:: Written exercise ::
The records that follow should be retyped word for word.

#####

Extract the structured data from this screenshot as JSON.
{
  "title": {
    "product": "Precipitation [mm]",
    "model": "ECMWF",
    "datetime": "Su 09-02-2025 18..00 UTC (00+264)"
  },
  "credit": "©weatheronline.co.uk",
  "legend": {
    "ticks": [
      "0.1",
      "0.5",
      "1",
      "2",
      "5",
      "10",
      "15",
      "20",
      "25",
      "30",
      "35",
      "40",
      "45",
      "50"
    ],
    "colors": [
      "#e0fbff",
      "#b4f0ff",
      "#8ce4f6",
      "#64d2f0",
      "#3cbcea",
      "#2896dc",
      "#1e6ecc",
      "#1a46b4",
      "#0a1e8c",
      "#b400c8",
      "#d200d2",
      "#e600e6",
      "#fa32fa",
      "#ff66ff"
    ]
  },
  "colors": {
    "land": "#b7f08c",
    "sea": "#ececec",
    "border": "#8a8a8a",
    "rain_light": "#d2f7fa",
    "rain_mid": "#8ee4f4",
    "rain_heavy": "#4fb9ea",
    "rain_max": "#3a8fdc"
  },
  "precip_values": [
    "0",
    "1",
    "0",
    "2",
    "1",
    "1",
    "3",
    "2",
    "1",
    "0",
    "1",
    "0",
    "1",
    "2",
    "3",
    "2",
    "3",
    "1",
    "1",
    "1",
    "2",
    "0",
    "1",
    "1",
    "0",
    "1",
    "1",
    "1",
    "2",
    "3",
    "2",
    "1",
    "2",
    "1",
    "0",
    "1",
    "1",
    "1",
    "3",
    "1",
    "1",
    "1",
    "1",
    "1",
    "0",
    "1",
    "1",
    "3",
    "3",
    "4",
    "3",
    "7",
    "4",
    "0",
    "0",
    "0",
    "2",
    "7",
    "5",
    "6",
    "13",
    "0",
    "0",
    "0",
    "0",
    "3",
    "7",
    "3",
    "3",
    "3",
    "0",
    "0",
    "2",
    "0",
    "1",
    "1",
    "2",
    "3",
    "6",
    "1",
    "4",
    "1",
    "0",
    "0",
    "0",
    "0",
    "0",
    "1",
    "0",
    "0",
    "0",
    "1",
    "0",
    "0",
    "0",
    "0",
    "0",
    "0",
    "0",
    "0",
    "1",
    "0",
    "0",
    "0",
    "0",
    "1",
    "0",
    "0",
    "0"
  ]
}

#####

:: Exercise answer ::
Extract the structured data from this screenshot as JSON.
{
  "title": {
    "product": "Precipitation [mm]",
    "model": "ECMWF",
    "datetime": "Su 09-02-2025 18..00 UTC (00+264)"
  },
  "credit": "©weatheronline.co.uk",
  "legend": {
    "ticks": [
      "0.1",
      "0.5",
      "1",
      "2",
      "5",
      "10",
      "15",
      "20",
      "25",
      "30",
      "35",
      "40",
      "45",
      "50"
    ],
    "colors": [
      "#e0fbff",
      "#b4f0ff",
      "#8ce4f6",
      "#64d2f0",
      "#3cbcea",
      "#2896dc",
      "#1e6ecc",
      "#1a46b4",
      "#0a1e8c",
      "#b400c8",
      "#d200d2",
      "#e600e6",
      "#fa32fa",
      "#ff66ff"
    ]
  },
  "colors": {
    "land": "#b7f08c",
    "sea": "#ececec",
    "border": "#8a8a8a",
    "rain_light": "#d2f7fa",
    "rain_mid": "#8ee4f4",
    "rain_heavy": "#4fb9ea",
    "rain_max": "#3a8fdc"
  },
  "precip_values": [
    "0",
    "1",
    "0",
    "2",
    "1",
    "1",
    "3",
    "2",
    "1",
    "0",
    "1",
    "0",
    "1",
    "2",
    "3",
    "2",
    "3",
    "1",
    "1",
    "1",
    "2",
    "0",
    "1",
    "1",
    "0",
    "1",
    "1",
    "1",
    "2",
    "3",
    "2",
    "1",
    "2",
    "1",
    "0",
    "1",
    "1",
    "1",
    "3",
    "1",
    "1",
    "1",
    "1",
    "1",
    "0",
    "1",
    "1",
    "3",
    "3",
    "4",
    "3",
    "7",
    "4",
    "0",
    "0",
    "0",
    "2",
    "7",
    "5",
    "6",
    "13",
    "0",
    "0",
    "0",
    "0",
    "3",
    "7",
    "3",
    "3",
    "3",
    "0",
    "0",
    "2",
    "0",
    "1",
    "1",
    "2",
    "3",
    "6",
    "1",
    "4",
    "1",
    "0",
    "0",
    "0",
    "0",
    "0",
    "1",
    "0",
    "0",
    "0",
    "1",
    "0",
    "0",
    "0",
    "0",
    "0",
    "0",
    "0",
    "0",
    "1",
    "0",
    "0",
    "0",
    "0",
    "1",
    "0",
    "0",
    "0"
  ]
}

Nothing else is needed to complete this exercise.